THE PROBLEM:
Give only the number of lines that include the string "которую".

◆ ◆ ◆ ◆

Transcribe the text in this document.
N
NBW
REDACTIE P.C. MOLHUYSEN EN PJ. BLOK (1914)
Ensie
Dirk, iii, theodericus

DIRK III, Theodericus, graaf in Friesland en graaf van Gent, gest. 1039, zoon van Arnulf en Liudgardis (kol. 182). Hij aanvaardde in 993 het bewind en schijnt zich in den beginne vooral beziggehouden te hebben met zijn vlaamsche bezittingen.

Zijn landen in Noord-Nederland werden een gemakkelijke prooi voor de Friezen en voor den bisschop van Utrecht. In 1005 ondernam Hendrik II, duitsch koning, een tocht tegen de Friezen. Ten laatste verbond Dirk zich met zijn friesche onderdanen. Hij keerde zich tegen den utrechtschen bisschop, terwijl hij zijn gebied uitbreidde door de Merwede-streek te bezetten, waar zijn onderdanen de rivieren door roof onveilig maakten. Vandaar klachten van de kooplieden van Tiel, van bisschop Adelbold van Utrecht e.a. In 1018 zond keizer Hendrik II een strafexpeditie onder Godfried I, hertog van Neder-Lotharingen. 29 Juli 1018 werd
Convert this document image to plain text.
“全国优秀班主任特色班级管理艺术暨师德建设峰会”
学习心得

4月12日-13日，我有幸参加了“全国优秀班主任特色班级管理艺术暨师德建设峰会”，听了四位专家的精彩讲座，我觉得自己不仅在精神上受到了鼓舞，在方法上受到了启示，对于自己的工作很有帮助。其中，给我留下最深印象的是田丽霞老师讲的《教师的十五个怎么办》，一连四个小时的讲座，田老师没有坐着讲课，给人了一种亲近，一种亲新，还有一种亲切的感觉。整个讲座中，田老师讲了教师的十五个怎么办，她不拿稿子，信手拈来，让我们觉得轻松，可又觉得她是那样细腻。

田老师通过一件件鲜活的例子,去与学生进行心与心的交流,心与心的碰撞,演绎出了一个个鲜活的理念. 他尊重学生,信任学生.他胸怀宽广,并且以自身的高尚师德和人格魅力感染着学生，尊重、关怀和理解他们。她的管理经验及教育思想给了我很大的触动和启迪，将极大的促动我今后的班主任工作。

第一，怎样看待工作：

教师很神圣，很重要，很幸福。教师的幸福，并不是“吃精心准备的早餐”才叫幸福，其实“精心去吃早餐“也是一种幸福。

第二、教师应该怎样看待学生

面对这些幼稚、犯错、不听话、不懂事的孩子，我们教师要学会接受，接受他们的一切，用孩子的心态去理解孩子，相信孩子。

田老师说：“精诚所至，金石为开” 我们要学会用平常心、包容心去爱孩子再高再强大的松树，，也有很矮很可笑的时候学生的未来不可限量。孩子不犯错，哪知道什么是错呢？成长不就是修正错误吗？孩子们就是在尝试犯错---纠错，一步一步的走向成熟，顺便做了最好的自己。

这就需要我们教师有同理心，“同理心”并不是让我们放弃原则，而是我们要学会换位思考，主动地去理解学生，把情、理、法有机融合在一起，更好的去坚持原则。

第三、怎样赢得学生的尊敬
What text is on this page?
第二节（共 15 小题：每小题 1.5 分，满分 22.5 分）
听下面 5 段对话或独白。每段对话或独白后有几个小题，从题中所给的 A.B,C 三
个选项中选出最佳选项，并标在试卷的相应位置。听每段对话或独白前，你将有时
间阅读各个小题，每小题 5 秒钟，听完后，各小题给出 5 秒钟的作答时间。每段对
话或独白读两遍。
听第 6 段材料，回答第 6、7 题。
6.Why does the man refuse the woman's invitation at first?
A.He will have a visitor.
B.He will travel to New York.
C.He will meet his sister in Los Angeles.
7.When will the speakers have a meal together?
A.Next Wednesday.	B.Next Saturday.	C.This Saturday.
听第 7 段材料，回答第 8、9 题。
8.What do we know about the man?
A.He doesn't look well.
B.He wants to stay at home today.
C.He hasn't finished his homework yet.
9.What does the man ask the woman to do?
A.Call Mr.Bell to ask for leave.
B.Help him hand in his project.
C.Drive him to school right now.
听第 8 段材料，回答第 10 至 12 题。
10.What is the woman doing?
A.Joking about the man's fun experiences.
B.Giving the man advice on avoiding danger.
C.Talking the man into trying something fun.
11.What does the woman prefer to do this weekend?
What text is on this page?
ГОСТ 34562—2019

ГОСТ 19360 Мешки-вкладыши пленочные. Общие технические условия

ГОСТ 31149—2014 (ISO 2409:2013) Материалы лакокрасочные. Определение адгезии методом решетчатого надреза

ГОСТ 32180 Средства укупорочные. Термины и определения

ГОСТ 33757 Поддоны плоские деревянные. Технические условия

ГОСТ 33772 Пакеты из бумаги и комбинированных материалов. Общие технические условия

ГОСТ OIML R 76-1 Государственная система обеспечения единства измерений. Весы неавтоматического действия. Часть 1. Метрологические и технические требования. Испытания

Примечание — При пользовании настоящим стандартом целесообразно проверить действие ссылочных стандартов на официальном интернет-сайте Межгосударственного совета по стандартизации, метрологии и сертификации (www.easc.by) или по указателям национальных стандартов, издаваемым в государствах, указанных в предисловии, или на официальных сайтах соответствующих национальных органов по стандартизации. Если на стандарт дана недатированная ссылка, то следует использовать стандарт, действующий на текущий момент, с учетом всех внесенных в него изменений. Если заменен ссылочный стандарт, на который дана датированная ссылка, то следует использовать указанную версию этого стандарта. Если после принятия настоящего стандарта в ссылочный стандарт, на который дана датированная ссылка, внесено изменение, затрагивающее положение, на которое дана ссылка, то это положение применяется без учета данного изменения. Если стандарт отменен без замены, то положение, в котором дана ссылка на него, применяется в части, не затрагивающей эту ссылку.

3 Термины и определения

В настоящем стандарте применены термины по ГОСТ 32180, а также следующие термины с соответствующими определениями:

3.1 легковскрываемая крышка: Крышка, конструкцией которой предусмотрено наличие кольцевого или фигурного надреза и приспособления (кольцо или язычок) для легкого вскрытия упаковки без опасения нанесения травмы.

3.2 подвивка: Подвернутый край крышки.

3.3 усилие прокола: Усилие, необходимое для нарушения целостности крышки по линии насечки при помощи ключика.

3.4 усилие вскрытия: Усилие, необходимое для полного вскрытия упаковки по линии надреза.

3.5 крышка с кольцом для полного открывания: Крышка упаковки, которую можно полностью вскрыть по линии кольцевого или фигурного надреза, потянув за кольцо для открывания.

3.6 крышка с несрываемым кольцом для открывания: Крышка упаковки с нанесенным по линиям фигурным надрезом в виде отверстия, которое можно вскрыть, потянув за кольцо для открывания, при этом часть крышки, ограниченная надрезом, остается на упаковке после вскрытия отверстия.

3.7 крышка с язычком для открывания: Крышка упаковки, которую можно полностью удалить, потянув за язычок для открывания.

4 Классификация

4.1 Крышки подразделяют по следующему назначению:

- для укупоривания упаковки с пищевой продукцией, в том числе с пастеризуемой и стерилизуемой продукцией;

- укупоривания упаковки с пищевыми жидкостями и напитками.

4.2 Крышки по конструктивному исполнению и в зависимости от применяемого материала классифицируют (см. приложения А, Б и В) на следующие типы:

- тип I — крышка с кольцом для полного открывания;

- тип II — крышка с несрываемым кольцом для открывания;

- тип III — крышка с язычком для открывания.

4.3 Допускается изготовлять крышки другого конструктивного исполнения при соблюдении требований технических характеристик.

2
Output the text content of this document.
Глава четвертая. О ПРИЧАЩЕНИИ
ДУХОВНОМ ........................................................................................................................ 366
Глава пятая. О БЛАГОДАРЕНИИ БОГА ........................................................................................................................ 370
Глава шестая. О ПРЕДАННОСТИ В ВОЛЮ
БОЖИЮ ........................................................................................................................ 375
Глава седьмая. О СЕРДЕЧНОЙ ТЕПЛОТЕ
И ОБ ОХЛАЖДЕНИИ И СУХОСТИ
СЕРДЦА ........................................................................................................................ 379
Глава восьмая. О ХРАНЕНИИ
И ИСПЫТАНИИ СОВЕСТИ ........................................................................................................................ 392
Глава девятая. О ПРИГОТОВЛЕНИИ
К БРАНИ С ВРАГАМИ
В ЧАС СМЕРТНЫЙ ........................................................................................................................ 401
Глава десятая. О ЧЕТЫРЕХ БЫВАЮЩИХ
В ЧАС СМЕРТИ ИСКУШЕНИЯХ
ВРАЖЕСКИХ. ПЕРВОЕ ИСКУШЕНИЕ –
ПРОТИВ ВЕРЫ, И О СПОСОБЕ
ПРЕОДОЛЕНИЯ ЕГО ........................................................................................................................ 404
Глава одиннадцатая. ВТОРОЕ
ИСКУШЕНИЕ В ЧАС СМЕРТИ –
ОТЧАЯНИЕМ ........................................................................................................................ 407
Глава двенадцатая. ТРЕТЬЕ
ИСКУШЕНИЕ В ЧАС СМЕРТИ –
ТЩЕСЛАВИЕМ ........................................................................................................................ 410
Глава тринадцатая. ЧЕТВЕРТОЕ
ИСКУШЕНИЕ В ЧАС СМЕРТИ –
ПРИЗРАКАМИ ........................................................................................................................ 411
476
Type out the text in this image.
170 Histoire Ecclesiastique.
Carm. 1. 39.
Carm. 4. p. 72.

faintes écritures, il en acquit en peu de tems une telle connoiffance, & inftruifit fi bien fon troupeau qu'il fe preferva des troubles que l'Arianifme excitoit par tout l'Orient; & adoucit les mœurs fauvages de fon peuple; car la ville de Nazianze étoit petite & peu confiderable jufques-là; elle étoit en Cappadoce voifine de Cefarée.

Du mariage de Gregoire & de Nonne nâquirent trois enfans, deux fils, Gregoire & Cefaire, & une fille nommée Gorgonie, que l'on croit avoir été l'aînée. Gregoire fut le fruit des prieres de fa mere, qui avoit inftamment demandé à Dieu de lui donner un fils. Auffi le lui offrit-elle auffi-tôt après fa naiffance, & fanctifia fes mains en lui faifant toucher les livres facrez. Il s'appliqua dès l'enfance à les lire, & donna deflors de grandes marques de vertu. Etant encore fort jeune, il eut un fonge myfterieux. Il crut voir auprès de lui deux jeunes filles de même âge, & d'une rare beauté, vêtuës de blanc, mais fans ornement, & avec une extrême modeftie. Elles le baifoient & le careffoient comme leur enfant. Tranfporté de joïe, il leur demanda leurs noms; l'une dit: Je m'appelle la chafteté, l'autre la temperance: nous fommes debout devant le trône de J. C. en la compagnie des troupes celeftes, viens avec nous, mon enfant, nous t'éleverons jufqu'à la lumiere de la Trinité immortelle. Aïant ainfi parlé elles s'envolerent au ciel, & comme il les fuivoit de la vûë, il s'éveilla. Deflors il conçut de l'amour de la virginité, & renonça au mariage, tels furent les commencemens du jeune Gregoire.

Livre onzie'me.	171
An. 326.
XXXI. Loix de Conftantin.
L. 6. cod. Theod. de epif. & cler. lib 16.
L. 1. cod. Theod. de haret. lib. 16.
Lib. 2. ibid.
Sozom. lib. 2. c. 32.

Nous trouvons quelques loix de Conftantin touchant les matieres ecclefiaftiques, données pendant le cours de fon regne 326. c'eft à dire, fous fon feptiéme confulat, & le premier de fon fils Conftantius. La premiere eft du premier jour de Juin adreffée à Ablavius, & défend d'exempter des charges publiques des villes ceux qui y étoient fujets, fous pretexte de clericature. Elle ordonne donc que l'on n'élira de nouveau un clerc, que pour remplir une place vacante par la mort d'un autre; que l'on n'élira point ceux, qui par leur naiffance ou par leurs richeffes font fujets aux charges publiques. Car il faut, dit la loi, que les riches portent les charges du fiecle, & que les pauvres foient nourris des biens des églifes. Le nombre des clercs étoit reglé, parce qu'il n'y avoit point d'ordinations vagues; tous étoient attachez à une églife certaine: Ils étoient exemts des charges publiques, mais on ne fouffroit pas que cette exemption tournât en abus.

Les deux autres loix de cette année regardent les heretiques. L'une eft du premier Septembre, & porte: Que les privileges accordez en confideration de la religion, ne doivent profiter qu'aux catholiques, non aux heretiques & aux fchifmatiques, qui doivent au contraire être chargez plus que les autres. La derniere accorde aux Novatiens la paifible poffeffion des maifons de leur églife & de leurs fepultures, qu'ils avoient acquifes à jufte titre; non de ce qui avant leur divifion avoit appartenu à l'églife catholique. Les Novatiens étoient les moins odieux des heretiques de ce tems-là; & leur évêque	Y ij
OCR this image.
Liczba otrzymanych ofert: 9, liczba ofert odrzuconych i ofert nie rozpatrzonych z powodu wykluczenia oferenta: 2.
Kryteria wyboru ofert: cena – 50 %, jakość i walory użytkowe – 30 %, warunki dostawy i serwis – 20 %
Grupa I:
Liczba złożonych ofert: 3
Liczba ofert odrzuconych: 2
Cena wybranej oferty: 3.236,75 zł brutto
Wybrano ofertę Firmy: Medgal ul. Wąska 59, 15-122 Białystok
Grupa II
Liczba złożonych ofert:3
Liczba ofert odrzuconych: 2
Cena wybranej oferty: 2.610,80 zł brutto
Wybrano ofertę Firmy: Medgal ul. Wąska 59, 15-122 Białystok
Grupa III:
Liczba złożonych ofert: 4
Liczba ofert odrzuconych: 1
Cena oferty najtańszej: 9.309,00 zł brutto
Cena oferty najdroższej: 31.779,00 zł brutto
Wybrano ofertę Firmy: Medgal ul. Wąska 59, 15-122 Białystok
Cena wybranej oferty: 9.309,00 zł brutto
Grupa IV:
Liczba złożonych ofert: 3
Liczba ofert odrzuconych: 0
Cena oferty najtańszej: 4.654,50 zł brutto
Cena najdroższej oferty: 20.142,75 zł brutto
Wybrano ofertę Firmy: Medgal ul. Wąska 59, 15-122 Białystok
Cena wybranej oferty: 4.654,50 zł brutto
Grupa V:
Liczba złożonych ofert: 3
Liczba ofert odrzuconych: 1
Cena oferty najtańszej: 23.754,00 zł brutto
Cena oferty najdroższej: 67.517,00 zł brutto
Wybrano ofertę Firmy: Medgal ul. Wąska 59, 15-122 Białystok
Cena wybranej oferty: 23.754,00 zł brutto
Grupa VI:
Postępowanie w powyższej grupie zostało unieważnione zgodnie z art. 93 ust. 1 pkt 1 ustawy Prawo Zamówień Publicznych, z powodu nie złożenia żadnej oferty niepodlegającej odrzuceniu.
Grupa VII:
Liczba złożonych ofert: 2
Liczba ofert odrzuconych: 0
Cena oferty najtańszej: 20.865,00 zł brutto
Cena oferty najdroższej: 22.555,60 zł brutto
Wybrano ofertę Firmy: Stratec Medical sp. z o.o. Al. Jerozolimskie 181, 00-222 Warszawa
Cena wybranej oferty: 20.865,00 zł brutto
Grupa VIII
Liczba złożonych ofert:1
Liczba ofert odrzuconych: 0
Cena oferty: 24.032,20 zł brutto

◆ ◆ ◆ ◆

WRITTEN RESPONSE:
2